Write out only the lines running from the one that contains "Read this page and output its text content." to the end of the material, both ends included.

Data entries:
— Start —
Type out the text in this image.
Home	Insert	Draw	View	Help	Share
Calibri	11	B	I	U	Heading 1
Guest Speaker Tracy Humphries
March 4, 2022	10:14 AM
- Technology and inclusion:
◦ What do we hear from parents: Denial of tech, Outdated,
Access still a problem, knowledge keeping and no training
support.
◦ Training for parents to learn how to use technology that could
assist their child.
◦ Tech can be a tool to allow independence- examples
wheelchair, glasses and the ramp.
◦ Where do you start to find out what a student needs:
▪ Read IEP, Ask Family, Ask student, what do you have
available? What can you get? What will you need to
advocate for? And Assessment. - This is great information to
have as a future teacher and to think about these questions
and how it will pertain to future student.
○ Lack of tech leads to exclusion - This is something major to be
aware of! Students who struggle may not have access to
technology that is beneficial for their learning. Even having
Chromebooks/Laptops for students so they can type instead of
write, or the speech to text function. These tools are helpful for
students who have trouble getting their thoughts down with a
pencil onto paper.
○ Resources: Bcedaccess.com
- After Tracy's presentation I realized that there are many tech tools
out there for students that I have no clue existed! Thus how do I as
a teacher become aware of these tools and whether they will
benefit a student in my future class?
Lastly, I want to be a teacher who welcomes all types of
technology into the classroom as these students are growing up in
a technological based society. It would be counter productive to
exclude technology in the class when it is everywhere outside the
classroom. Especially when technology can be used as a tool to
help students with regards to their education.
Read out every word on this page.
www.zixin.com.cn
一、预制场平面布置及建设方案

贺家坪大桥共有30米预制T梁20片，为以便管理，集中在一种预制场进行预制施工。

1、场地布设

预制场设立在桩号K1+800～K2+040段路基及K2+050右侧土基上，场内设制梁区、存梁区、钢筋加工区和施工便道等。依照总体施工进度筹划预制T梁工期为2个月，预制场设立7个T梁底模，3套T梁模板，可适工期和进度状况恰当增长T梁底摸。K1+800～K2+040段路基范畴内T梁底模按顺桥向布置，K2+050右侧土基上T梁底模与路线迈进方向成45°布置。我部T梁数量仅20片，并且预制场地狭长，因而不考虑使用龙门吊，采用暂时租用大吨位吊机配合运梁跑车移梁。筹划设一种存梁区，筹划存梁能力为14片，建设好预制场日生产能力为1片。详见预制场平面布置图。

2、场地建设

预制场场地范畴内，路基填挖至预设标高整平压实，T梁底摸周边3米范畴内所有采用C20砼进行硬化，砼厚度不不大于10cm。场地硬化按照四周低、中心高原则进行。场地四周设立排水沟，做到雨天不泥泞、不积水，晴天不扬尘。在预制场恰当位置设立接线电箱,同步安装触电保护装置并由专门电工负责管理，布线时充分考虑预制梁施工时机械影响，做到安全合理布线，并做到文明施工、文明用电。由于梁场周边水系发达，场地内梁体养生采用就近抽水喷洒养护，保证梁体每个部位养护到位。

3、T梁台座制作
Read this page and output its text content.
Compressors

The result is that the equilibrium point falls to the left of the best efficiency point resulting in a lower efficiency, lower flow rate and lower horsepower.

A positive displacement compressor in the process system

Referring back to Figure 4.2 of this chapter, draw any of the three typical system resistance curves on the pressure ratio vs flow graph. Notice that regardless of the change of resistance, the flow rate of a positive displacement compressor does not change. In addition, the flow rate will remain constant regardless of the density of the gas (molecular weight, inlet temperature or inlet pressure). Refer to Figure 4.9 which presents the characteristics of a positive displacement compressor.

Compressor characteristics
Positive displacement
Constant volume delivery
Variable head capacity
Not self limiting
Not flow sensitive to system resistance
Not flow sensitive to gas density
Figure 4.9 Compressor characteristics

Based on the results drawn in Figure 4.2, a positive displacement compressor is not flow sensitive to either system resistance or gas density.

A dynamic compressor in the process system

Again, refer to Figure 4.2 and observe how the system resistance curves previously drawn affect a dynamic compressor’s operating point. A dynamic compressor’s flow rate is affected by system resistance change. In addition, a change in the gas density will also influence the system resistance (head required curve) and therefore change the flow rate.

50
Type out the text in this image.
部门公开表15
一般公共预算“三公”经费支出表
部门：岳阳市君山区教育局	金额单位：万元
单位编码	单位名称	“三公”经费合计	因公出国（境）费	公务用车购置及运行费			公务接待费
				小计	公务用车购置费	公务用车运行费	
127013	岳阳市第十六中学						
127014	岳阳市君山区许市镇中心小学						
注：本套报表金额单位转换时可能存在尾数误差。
— End —
- RESULT FOR THIS TASK
Read this page and output its text content.
Compressors

The result is that the equilibrium point falls to the left of the best efficiency point resulting in a lower efficiency, lower flow rate and lower horsepower.

A positive displacement compressor in the process system

Referring back to Figure 4.2 of this chapter, draw any of the three typical system resistance curves on the pressure ratio vs flow graph. Notice that regardless of the change of resistance, the flow rate of a positive displacement compressor does not change. In addition, the flow rate will remain constant regardless of the density of the gas (molecular weight, inlet temperature or inlet pressure). Refer to Figure 4.9 which presents the characteristics of a positive displacement compressor.

Compressor characteristics
Positive displacement
Constant volume delivery
Variable head capacity
Not self limiting
Not flow sensitive to system resistance
Not flow sensitive to gas density
Figure 4.9 Compressor characteristics

Based on the results drawn in Figure 4.2, a positive displacement compressor is not flow sensitive to either system resistance or gas density.

A dynamic compressor in the process system

Again, refer to Figure 4.2 and observe how the system resistance curves previously drawn affect a dynamic compressor’s operating point. A dynamic compressor’s flow rate is affected by system resistance change. In addition, a change in the gas density will also influence the system resistance (head required curve) and therefore change the flow rate.

50
Type out the text in this image.
部门公开表15
一般公共预算“三公”经费支出表
部门：岳阳市君山区教育局	金额单位：万元
单位编码	单位名称	“三公”经费合计	因公出国（境）费	公务用车购置及运行费			公务接待费
				小计	公务用车购置费	公务用车运行费	
127013	岳阳市第十六中学						
127014	岳阳市君山区许市镇中心小学						
注：本套报表金额单位转换时可能存在尾数误差。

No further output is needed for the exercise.